> [Given exercise] Read through the data and report every line in which the word "number" occurs.

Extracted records
------------------------

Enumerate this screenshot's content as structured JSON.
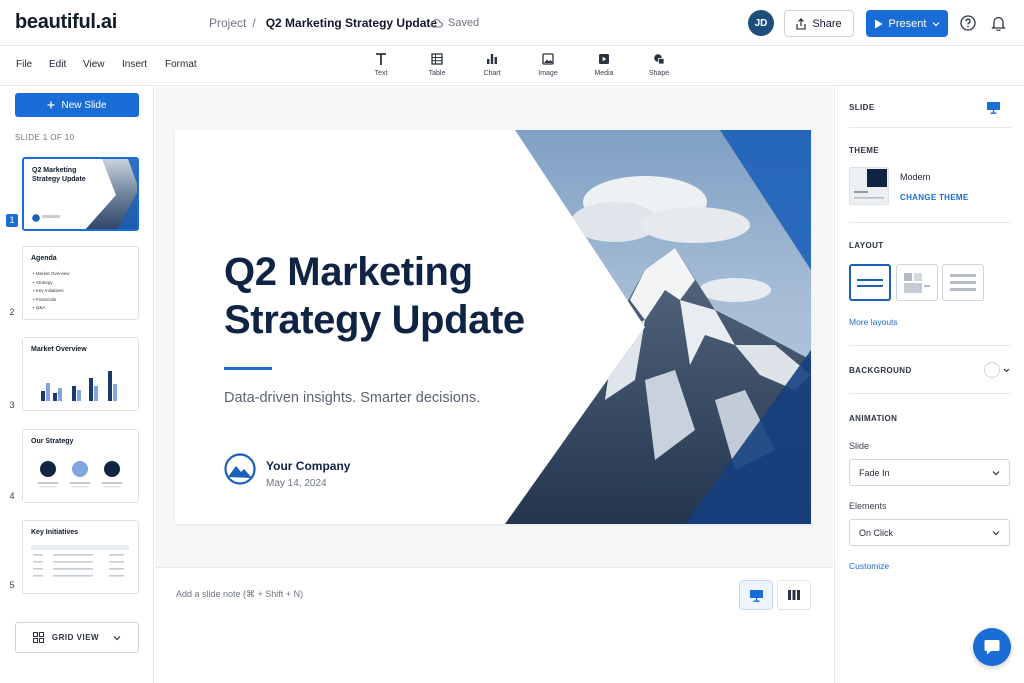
{
  "app": {
    "logo": "beautiful.ai"
  },
  "breadcrumb": {
    "project": "Project",
    "separator": "/",
    "document": "Q2 Marketing Strategy Update",
    "status": "Saved"
  },
  "header": {
    "avatar_initials": "JD",
    "share_label": "Share",
    "present_label": "Present"
  },
  "menu": [
    "File",
    "Edit",
    "View",
    "Insert",
    "Format"
  ],
  "tools": [
    {
      "label": "Text",
      "icon": "text-icon"
    },
    {
      "label": "Table",
      "icon": "table-icon"
    },
    {
      "label": "Chart",
      "icon": "chart-icon"
    },
    {
      "label": "Image",
      "icon": "image-icon"
    },
    {
      "label": "Media",
      "icon": "media-icon"
    },
    {
      "label": "Shape",
      "icon": "shape-icon"
    }
  ],
  "sidebar": {
    "new_slide_label": "New Slide",
    "slide_count": "SLIDE 1 OF 10",
    "grid_view_label": "GRID VIEW",
    "slides": [
      {
        "number": "1",
        "title": "Q2 Marketing Strategy Update"
      },
      {
        "number": "2",
        "title": "Agenda",
        "items": [
          "Market Overview",
          "Strategy",
          "Key Initiatives",
          "Financials",
          "Q&A"
        ]
      },
      {
        "number": "3",
        "title": "Market Overview"
      },
      {
        "number": "4",
        "title": "Our Strategy"
      },
      {
        "number": "5",
        "title": "Key Initiatives"
      }
    ]
  },
  "slide": {
    "title_line1": "Q2 Marketing",
    "title_line2": "Strategy Update",
    "subtitle": "Data-driven insights. Smarter decisions.",
    "company": "Your Company",
    "date": "May 14, 2024"
  },
  "notes": {
    "placeholder": "Add a slide note (⌘ + Shift + N)"
  },
  "panel": {
    "slide_heading": "SLIDE",
    "theme_heading": "THEME",
    "theme_name": "Modern",
    "change_theme": "CHANGE THEME",
    "layout_heading": "LAYOUT",
    "more_layouts": "More layouts",
    "background_heading": "BACKGROUND",
    "animation_heading": "ANIMATION",
    "slide_anim_label": "Slide",
    "slide_anim_value": "Fade In",
    "elements_label": "Elements",
    "elements_value": "On Click",
    "customize": "Customize"
  },
  "colors": {
    "accent": "#1a6cd6",
    "navy": "#0f2344"
  }
}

------------------------

> [Output for this task]
        "number": "1",
        "number": "2",
        "number": "3",
        "number": "4",
        "number": "5",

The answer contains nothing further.